**DIRECTIONS FOR THIS TASK**
Return each line of the listing in which the word "cells" appears.

**EXTRACTED INFORMATION**
•••••

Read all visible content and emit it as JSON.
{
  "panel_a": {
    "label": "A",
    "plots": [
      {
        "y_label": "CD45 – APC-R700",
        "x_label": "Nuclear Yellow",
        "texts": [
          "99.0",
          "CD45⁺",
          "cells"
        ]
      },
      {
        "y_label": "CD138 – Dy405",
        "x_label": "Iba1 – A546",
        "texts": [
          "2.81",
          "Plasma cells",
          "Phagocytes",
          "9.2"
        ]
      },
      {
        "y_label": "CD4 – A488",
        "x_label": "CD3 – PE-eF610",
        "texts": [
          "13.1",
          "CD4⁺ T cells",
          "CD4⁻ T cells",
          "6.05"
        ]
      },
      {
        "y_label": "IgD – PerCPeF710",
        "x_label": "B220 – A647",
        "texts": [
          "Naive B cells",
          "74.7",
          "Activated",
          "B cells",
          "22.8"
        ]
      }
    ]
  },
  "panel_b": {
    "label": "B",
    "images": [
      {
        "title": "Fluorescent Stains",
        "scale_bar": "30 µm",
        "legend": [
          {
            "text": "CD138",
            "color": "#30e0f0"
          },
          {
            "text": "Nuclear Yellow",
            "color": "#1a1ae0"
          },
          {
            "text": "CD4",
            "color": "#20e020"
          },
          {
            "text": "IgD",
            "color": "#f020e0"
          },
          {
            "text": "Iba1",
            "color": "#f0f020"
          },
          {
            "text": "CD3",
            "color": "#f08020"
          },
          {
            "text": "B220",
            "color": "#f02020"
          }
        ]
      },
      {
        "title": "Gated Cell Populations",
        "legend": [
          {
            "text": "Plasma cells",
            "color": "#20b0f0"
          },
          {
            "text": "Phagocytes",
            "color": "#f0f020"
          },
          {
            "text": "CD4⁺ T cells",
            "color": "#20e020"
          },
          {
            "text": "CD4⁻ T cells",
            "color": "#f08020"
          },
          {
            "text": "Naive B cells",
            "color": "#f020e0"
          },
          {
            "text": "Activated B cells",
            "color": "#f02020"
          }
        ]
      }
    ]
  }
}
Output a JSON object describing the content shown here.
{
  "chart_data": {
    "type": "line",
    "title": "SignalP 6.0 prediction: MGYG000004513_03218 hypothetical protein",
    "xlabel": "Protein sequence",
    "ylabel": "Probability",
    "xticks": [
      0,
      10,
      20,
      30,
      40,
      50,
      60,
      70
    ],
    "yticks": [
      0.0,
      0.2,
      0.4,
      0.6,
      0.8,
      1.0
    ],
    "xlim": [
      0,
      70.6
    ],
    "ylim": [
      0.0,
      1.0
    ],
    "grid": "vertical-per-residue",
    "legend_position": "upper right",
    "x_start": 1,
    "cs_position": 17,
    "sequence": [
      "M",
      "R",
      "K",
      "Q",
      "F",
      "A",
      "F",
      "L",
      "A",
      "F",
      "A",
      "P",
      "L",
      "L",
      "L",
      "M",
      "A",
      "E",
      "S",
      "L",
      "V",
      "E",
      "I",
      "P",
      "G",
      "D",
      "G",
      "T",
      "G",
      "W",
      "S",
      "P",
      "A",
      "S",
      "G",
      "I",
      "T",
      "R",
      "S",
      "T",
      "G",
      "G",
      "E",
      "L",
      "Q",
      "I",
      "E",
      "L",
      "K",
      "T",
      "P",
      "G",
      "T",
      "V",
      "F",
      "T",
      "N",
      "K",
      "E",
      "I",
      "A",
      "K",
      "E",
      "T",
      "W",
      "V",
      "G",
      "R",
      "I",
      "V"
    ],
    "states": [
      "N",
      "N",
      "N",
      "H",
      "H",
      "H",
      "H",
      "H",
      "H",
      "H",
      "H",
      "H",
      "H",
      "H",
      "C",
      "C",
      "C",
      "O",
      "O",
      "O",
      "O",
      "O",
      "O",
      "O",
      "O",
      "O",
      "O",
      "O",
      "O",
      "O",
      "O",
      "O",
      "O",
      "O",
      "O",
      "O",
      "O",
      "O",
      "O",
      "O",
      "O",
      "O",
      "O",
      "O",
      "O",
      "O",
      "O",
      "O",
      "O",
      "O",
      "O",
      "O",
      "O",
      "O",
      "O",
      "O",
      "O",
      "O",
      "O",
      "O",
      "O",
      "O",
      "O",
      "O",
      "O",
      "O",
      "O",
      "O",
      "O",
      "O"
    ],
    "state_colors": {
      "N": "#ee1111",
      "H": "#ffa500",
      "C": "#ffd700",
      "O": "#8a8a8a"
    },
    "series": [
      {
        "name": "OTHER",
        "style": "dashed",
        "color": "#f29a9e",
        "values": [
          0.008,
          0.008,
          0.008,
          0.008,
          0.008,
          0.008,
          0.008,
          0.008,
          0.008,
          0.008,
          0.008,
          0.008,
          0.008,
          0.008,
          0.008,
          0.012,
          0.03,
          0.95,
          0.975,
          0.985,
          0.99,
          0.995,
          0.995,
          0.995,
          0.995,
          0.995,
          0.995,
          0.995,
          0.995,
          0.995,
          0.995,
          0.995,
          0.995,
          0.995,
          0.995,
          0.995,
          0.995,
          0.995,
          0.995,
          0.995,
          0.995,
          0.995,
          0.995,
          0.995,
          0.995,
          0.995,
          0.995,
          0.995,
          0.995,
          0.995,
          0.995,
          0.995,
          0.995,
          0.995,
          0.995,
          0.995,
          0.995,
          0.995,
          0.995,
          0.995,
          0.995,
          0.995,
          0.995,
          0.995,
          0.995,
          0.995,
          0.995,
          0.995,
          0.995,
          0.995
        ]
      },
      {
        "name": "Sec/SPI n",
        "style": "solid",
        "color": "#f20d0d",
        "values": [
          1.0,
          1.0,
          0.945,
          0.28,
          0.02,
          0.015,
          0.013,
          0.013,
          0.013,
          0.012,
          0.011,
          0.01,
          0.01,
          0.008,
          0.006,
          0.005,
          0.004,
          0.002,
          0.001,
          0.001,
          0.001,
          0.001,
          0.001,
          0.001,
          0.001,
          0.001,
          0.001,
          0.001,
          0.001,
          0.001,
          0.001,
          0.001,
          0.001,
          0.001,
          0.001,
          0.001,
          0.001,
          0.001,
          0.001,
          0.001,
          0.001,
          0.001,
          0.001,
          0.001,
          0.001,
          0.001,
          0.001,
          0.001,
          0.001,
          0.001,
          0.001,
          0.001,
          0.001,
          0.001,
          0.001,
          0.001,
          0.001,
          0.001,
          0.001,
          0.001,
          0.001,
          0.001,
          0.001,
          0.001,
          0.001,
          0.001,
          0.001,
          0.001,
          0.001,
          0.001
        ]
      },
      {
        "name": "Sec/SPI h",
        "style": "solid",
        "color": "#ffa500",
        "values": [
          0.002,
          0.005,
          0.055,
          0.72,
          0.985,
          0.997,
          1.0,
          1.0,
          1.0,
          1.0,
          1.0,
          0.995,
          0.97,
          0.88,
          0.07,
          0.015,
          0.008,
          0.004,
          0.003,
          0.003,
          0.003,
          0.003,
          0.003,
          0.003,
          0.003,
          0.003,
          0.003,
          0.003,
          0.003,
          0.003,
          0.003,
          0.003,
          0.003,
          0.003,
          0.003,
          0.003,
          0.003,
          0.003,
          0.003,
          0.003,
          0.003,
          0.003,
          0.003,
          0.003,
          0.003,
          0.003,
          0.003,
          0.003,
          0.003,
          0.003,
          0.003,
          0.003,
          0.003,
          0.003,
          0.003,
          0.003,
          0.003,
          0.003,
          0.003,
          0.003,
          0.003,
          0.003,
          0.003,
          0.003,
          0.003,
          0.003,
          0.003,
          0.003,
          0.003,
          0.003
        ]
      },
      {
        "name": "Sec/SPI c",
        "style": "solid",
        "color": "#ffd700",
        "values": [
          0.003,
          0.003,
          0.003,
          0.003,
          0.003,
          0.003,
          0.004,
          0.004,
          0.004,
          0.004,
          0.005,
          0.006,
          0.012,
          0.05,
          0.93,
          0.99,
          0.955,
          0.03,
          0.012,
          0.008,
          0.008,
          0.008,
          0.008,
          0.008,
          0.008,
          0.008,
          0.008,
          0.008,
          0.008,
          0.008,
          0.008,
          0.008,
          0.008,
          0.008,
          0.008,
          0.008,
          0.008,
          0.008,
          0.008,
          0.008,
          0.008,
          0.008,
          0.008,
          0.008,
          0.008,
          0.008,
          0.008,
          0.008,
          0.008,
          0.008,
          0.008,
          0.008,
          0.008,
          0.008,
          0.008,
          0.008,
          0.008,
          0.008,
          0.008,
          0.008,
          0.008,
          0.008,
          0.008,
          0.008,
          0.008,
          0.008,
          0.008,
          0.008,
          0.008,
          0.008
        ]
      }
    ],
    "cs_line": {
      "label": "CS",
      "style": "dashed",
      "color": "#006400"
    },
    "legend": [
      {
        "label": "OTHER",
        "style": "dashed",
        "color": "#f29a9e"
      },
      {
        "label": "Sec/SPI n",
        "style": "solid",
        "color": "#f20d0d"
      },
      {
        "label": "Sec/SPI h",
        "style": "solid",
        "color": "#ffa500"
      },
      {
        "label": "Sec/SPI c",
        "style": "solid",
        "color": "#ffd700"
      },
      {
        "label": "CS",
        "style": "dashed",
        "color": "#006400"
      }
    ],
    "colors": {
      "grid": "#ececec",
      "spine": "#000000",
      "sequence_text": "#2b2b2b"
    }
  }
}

•••••

**TASK ANSWER**
          "cells"
          "Plasma cells",
          "CD4⁺ T cells",
          "CD4⁻ T cells",
          "Naive B cells",
          "B cells",
            "text": "Plasma cells",
            "text": "CD4⁺ T cells",
            "text": "CD4⁻ T cells",
            "text": "Naive B cells",
            "text": "Activated B cells",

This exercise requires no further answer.